* **Your objective**:
Transcribe the whole listing without a single picture.

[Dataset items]

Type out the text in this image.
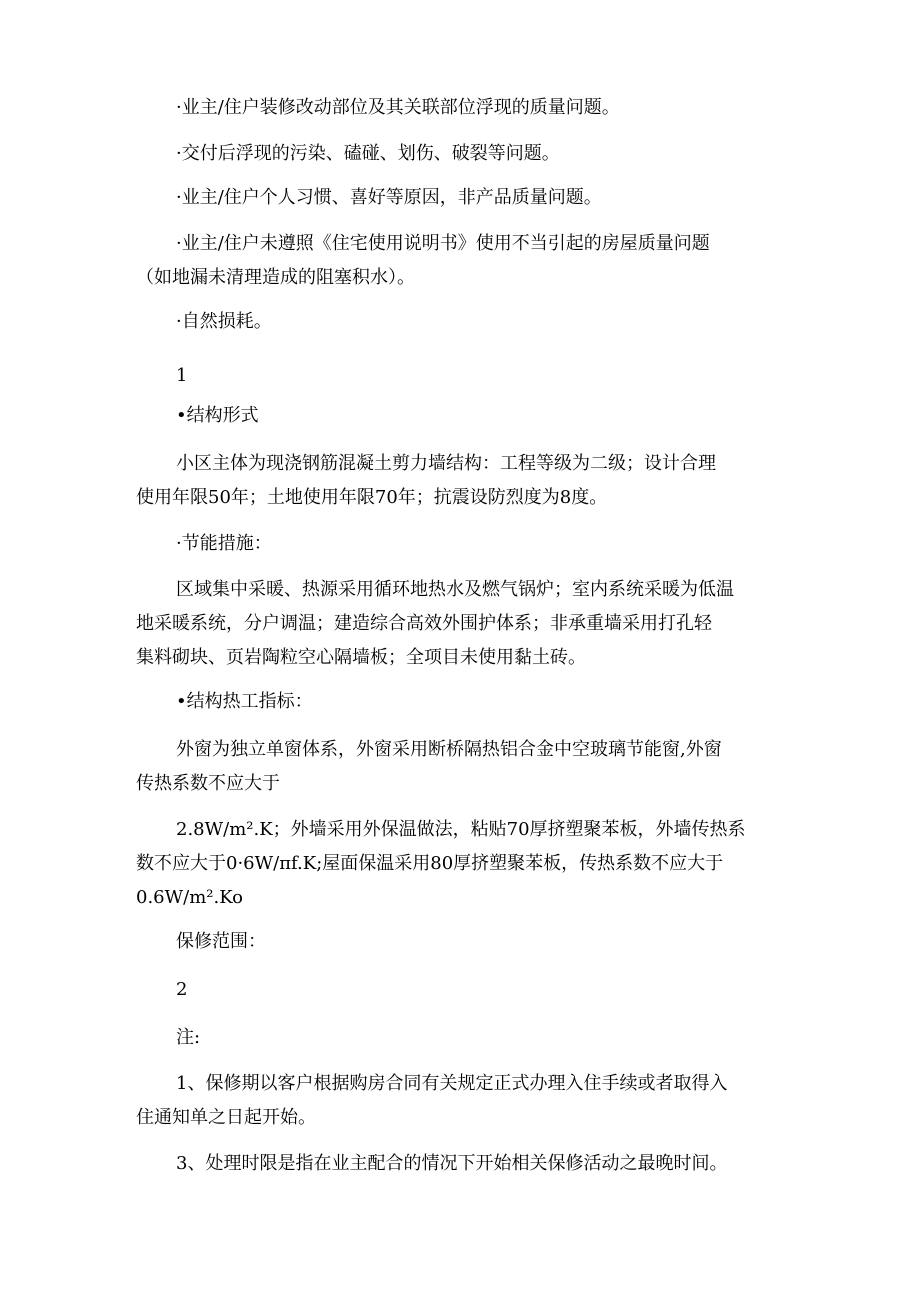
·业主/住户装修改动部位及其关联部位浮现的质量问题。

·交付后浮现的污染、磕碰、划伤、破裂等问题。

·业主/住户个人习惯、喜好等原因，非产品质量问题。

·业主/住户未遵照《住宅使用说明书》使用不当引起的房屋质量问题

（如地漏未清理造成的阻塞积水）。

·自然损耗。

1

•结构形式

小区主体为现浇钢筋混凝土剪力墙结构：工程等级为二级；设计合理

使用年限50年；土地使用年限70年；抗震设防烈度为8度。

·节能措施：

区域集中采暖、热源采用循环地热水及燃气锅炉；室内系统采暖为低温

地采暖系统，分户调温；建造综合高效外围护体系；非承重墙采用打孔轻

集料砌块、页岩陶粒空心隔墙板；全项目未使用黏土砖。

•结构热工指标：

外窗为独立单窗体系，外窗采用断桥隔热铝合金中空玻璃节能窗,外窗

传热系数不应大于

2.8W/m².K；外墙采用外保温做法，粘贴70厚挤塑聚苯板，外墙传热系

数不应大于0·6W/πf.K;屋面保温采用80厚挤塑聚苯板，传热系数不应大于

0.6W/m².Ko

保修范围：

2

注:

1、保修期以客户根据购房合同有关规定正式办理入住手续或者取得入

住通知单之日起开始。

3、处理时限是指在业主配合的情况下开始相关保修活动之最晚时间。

* **Output of the exercise**:
Type out the text in this image.
·业主/住户装修改动部位及其关联部位浮现的质量问题。

·交付后浮现的污染、磕碰、划伤、破裂等问题。

·业主/住户个人习惯、喜好等原因，非产品质量问题。

·业主/住户未遵照《住宅使用说明书》使用不当引起的房屋质量问题

（如地漏未清理造成的阻塞积水）。

·自然损耗。

1

•结构形式

小区主体为现浇钢筋混凝土剪力墙结构：工程等级为二级；设计合理

使用年限50年；土地使用年限70年；抗震设防烈度为8度。

·节能措施：

区域集中采暖、热源采用循环地热水及燃气锅炉；室内系统采暖为低温

地采暖系统，分户调温；建造综合高效外围护体系；非承重墙采用打孔轻

集料砌块、页岩陶粒空心隔墙板；全项目未使用黏土砖。

•结构热工指标：

外窗为独立单窗体系，外窗采用断桥隔热铝合金中空玻璃节能窗,外窗

传热系数不应大于

2.8W/m².K；外墙采用外保温做法，粘贴70厚挤塑聚苯板，外墙传热系

数不应大于0·6W/πf.K;屋面保温采用80厚挤塑聚苯板，传热系数不应大于

0.6W/m².Ko

保修范围：

2

注:

1、保修期以客户根据购房合同有关规定正式办理入住手续或者取得入

住通知单之日起开始。

3、处理时限是指在业主配合的情况下开始相关保修活动之最晚时间。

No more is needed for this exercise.